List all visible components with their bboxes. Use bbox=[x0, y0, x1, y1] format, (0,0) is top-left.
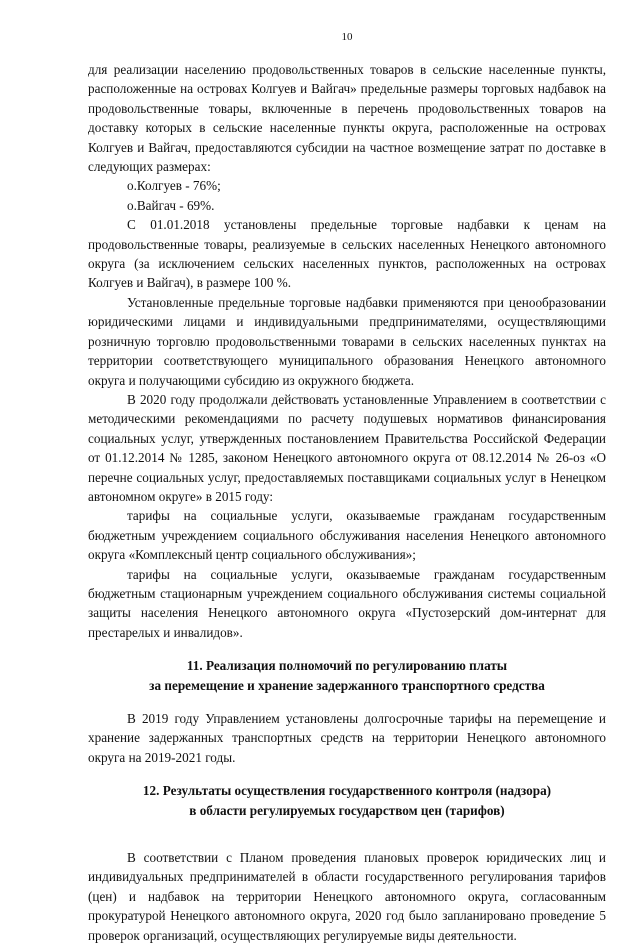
paragraph-inspections-plan: В соответствии с Планом проведения плановых проверок юридических лиц и индивидуальных предпринимателей в области государственного регулирования тарифов (цен) и надбавок на территории Ненецкого автономного округа, согласованным прокуратурой Ненецкого автономного округа, 2020 год было запланировано проведение 5 проверок организаций, осуществляющих регулируемые виды деятельности. bbox=[88, 850, 606, 943]
paragraph-markups-application: Установленные предельные торговые надбавки применяются при ценообразовании юридическими лицами и индивидуальными предпринимателями, осуществляющими розничную торговлю продовольственными товарами в сельских населенных пунктах на территории соответствующего муниципального образования Ненецкого автономного округа и получающими субсидию из окружного бюджета. bbox=[88, 294, 606, 388]
section-heading-12 bbox=[88, 781, 606, 820]
spacer bbox=[88, 834, 606, 848]
document-body bbox=[88, 60, 606, 945]
paragraph-social-tariffs: В 2020 году продолжали действовать установленные Управлением в соответствии с методическими рекомендациями по расчету подушевых нормативов финансирования социальных услуг, утвержденных постановлением Правительства Российской Федерации от 01.12.2014 № 1285, законом Ненецкого автономного округа от 08.12.2014 № 26-оз «О перечне социальных услуг, предоставляемых поставщиками социальных услуг в Ненецком автономном округе» в 2015 году: bbox=[88, 391, 606, 504]
list-item-vaygach: о.Вайгач - 69%. bbox=[127, 197, 215, 213]
paragraph-trade-markups-islands: для реализации населению продовольственных товаров в сельские населенные пункты, расположенные на островах Колгуев и Вайгач» предельные размеры торговых надбавок на продовольственные товары, включенные в перечень продовольственных товаров на доставку которых в сельские населенные пункты округа, расположенные на островах Колгуев и Вайгач, предоставляются субсидии на частное возмещение затрат по доставке в следующих размерах: bbox=[88, 62, 606, 175]
page-number: 10 bbox=[341, 31, 353, 43]
list-item-kolguev: о.Колгуев - 76%; bbox=[127, 178, 221, 194]
paragraph-vehicle-tariffs: В 2019 году Управлением установлены долгосрочные тарифы на перемещение и хранение задержанных транспортных средств на территории Ненецкого автономного округа на 2019-2021 годы. bbox=[88, 711, 606, 765]
section-heading-11-line2: за перемещение и хранение задержанного транспортного средства bbox=[149, 677, 545, 693]
section-heading-12-line1: 12. Результаты осуществления государственного контроля (надзора) bbox=[142, 783, 552, 799]
paragraph-markups-2018: С 01.01.2018 установлены предельные торговые надбавки к ценам на продовольственные товары, реализуемые в сельских населенных Ненецкого автономного округа (за исключением сельских населенных пунктов, расположенных на островах Колгуев и Вайгач), в размере 100 %. bbox=[88, 217, 606, 291]
section-heading-11-line1: 11. Реализация полномочий по регулированию платы bbox=[186, 658, 508, 674]
paragraph-tariffs-center: тарифы на социальные услуги, оказываемые гражданам государственным бюджетным учреждением социального обслуживания населения Ненецкого автономного округа «Комплексный центр социального обслуживания»; bbox=[88, 508, 606, 563]
section-heading-11 bbox=[88, 656, 606, 695]
paragraph-tariffs-home: тарифы на социальные услуги, оказываемые гражданам государственным бюджетным стационарным учреждением социального обслуживания системы социальной защиты населения Ненецкого автономного округа «Пустозерский дом-интернат для престарелых и инвалидов». bbox=[88, 566, 606, 640]
section-heading-12-line2: в области регулируемых государством цен (тарифов) bbox=[189, 802, 505, 818]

EXERCISE REQUIREMENTS.
Collect each line of the entries above that contains the word "item".

TASK SOLUTION.
list-item-vaygach: о.Вайгач - 69%. bbox=[127, 197, 215, 213]
list-item-kolguev: о.Колгуев - 76%; bbox=[127, 178, 221, 194]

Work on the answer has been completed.